### Exercise data

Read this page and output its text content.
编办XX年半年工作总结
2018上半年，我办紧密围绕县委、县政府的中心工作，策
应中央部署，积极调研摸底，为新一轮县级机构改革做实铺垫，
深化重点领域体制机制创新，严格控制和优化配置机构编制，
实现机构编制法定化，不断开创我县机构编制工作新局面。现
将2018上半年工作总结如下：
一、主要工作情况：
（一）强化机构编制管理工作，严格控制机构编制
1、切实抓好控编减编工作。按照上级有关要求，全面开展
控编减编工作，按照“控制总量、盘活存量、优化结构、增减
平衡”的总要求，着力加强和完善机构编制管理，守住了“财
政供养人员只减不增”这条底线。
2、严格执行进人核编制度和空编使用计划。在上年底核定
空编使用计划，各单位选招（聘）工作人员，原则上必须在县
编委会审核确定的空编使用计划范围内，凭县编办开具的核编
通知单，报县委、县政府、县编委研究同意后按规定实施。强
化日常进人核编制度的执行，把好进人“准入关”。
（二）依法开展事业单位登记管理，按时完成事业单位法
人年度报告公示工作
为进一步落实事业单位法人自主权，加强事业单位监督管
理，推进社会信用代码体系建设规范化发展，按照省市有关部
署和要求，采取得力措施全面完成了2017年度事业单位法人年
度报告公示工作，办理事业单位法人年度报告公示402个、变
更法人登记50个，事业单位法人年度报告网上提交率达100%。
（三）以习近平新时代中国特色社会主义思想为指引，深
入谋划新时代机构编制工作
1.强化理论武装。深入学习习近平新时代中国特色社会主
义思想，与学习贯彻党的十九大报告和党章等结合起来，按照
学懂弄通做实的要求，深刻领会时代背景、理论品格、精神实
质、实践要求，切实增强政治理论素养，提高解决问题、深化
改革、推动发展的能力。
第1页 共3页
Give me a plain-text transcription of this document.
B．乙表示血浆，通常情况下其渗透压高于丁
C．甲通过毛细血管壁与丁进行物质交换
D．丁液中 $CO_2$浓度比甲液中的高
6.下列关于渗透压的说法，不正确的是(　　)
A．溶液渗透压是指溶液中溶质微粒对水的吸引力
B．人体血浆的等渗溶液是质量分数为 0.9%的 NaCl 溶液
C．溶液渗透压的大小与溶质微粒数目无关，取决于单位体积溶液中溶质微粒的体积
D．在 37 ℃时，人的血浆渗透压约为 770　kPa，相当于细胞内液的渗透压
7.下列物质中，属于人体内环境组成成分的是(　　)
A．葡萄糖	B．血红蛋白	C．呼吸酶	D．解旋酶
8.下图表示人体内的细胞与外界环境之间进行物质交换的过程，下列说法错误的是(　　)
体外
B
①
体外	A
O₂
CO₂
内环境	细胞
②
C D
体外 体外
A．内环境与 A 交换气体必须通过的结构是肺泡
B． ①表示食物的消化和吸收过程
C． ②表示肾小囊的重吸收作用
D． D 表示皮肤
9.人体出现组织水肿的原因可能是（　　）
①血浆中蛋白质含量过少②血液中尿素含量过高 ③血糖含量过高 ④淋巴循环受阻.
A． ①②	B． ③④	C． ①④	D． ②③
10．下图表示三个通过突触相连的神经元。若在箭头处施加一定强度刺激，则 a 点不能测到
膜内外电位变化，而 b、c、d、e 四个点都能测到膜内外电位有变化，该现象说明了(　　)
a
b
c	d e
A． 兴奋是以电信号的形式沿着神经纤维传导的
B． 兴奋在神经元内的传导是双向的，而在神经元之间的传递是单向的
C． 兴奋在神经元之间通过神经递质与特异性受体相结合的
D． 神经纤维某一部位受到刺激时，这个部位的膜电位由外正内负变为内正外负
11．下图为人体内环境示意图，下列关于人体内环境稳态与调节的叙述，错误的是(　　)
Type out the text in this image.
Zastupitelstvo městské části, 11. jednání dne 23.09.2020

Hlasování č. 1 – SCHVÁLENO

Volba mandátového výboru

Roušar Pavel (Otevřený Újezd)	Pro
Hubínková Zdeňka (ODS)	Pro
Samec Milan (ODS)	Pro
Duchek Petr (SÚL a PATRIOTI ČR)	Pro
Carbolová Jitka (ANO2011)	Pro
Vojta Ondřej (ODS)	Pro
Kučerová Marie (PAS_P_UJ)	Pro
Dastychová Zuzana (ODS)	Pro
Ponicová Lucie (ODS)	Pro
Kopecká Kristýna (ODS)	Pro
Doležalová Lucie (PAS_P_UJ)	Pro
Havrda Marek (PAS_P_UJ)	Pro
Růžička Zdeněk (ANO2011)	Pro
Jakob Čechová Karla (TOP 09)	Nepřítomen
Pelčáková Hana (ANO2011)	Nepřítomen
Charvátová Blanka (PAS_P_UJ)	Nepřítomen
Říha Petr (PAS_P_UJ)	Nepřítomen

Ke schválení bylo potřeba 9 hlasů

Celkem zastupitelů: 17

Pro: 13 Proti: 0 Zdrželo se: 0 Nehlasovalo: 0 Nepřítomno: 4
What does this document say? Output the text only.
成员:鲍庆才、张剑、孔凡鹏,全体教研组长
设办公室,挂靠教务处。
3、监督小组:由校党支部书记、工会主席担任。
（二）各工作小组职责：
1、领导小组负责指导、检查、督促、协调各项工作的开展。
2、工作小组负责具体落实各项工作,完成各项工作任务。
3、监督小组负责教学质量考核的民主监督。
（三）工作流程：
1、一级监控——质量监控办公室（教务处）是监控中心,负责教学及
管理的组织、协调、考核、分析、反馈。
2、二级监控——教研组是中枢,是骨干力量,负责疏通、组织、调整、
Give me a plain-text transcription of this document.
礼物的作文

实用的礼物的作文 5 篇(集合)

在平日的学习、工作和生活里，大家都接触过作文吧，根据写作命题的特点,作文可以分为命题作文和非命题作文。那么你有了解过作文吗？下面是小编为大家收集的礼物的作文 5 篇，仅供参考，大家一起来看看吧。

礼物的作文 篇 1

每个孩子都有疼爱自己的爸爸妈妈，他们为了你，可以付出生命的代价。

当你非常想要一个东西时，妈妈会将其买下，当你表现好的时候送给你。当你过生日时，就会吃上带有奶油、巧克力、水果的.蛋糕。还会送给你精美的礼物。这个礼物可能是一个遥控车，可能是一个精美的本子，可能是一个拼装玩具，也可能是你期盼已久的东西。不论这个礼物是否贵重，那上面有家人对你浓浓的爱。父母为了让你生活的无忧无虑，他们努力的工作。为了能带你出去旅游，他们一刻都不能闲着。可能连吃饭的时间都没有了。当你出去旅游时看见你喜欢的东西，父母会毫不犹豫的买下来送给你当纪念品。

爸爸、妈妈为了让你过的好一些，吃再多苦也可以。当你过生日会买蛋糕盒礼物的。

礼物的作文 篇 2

######

(What the task asks) Retype the listing above in full, with no alterations.

(Written solution)
Read this page and output its text content.
编办XX年半年工作总结
2018上半年，我办紧密围绕县委、县政府的中心工作，策
应中央部署，积极调研摸底，为新一轮县级机构改革做实铺垫，
深化重点领域体制机制创新，严格控制和优化配置机构编制，
实现机构编制法定化，不断开创我县机构编制工作新局面。现
将2018上半年工作总结如下：
一、主要工作情况：
（一）强化机构编制管理工作，严格控制机构编制
1、切实抓好控编减编工作。按照上级有关要求，全面开展
控编减编工作，按照“控制总量、盘活存量、优化结构、增减
平衡”的总要求，着力加强和完善机构编制管理，守住了“财
政供养人员只减不增”这条底线。
2、严格执行进人核编制度和空编使用计划。在上年底核定
空编使用计划，各单位选招（聘）工作人员，原则上必须在县
编委会审核确定的空编使用计划范围内，凭县编办开具的核编
通知单，报县委、县政府、县编委研究同意后按规定实施。强
化日常进人核编制度的执行，把好进人“准入关”。
（二）依法开展事业单位登记管理，按时完成事业单位法
人年度报告公示工作
为进一步落实事业单位法人自主权，加强事业单位监督管
理，推进社会信用代码体系建设规范化发展，按照省市有关部
署和要求，采取得力措施全面完成了2017年度事业单位法人年
度报告公示工作，办理事业单位法人年度报告公示402个、变
更法人登记50个，事业单位法人年度报告网上提交率达100%。
（三）以习近平新时代中国特色社会主义思想为指引，深
入谋划新时代机构编制工作
1.强化理论武装。深入学习习近平新时代中国特色社会主
义思想，与学习贯彻党的十九大报告和党章等结合起来，按照
学懂弄通做实的要求，深刻领会时代背景、理论品格、精神实
质、实践要求，切实增强政治理论素养，提高解决问题、深化
改革、推动发展的能力。
第1页 共3页
Give me a plain-text transcription of this document.
B．乙表示血浆，通常情况下其渗透压高于丁
C．甲通过毛细血管壁与丁进行物质交换
D．丁液中 $CO_2$浓度比甲液中的高
6.下列关于渗透压的说法，不正确的是(　　)
A．溶液渗透压是指溶液中溶质微粒对水的吸引力
B．人体血浆的等渗溶液是质量分数为 0.9%的 NaCl 溶液
C．溶液渗透压的大小与溶质微粒数目无关，取决于单位体积溶液中溶质微粒的体积
D．在 37 ℃时，人的血浆渗透压约为 770　kPa，相当于细胞内液的渗透压
7.下列物质中，属于人体内环境组成成分的是(　　)
A．葡萄糖	B．血红蛋白	C．呼吸酶	D．解旋酶
8.下图表示人体内的细胞与外界环境之间进行物质交换的过程，下列说法错误的是(　　)
体外
B
①
体外	A
O₂
CO₂
内环境	细胞
②
C D
体外 体外
A．内环境与 A 交换气体必须通过的结构是肺泡
B． ①表示食物的消化和吸收过程
C． ②表示肾小囊的重吸收作用
D． D 表示皮肤
9.人体出现组织水肿的原因可能是（　　）
①血浆中蛋白质含量过少②血液中尿素含量过高 ③血糖含量过高 ④淋巴循环受阻.
A． ①②	B． ③④	C． ①④	D． ②③
10．下图表示三个通过突触相连的神经元。若在箭头处施加一定强度刺激，则 a 点不能测到
膜内外电位变化，而 b、c、d、e 四个点都能测到膜内外电位有变化，该现象说明了(　　)
a
b
c	d e
A． 兴奋是以电信号的形式沿着神经纤维传导的
B． 兴奋在神经元内的传导是双向的，而在神经元之间的传递是单向的
C． 兴奋在神经元之间通过神经递质与特异性受体相结合的
D． 神经纤维某一部位受到刺激时，这个部位的膜电位由外正内负变为内正外负
11．下图为人体内环境示意图，下列关于人体内环境稳态与调节的叙述，错误的是(　　)
Type out the text in this image.
Zastupitelstvo městské části, 11. jednání dne 23.09.2020

Hlasování č. 1 – SCHVÁLENO

Volba mandátového výboru

Roušar Pavel (Otevřený Újezd)	Pro
Hubínková Zdeňka (ODS)	Pro
Samec Milan (ODS)	Pro
Duchek Petr (SÚL a PATRIOTI ČR)	Pro
Carbolová Jitka (ANO2011)	Pro
Vojta Ondřej (ODS)	Pro
Kučerová Marie (PAS_P_UJ)	Pro
Dastychová Zuzana (ODS)	Pro
Ponicová Lucie (ODS)	Pro
Kopecká Kristýna (ODS)	Pro
Doležalová Lucie (PAS_P_UJ)	Pro
Havrda Marek (PAS_P_UJ)	Pro
Růžička Zdeněk (ANO2011)	Pro
Jakob Čechová Karla (TOP 09)	Nepřítomen
Pelčáková Hana (ANO2011)	Nepřítomen
Charvátová Blanka (PAS_P_UJ)	Nepřítomen
Říha Petr (PAS_P_UJ)	Nepřítomen

Ke schválení bylo potřeba 9 hlasů

Celkem zastupitelů: 17

Pro: 13 Proti: 0 Zdrželo se: 0 Nehlasovalo: 0 Nepřítomno: 4
What does this document say? Output the text only.
成员:鲍庆才、张剑、孔凡鹏,全体教研组长
设办公室,挂靠教务处。
3、监督小组:由校党支部书记、工会主席担任。
（二）各工作小组职责：
1、领导小组负责指导、检查、督促、协调各项工作的开展。
2、工作小组负责具体落实各项工作,完成各项工作任务。
3、监督小组负责教学质量考核的民主监督。
（三）工作流程：
1、一级监控——质量监控办公室（教务处）是监控中心,负责教学及
管理的组织、协调、考核、分析、反馈。
2、二级监控——教研组是中枢,是骨干力量,负责疏通、组织、调整、
Give me a plain-text transcription of this document.
礼物的作文

实用的礼物的作文 5 篇(集合)

在平日的学习、工作和生活里，大家都接触过作文吧，根据写作命题的特点,作文可以分为命题作文和非命题作文。那么你有了解过作文吗？下面是小编为大家收集的礼物的作文 5 篇，仅供参考，大家一起来看看吧。

礼物的作文 篇 1

每个孩子都有疼爱自己的爸爸妈妈，他们为了你，可以付出生命的代价。

当你非常想要一个东西时，妈妈会将其买下，当你表现好的时候送给你。当你过生日时，就会吃上带有奶油、巧克力、水果的.蛋糕。还会送给你精美的礼物。这个礼物可能是一个遥控车，可能是一个精美的本子，可能是一个拼装玩具，也可能是你期盼已久的东西。不论这个礼物是否贵重，那上面有家人对你浓浓的爱。父母为了让你生活的无忧无虑，他们努力的工作。为了能带你出去旅游，他们一刻都不能闲着。可能连吃饭的时间都没有了。当你出去旅游时看见你喜欢的东西，父母会毫不犹豫的买下来送给你当纪念品。

爸爸、妈妈为了让你过的好一些，吃再多苦也可以。当你过生日会买蛋糕盒礼物的。

礼物的作文 篇 2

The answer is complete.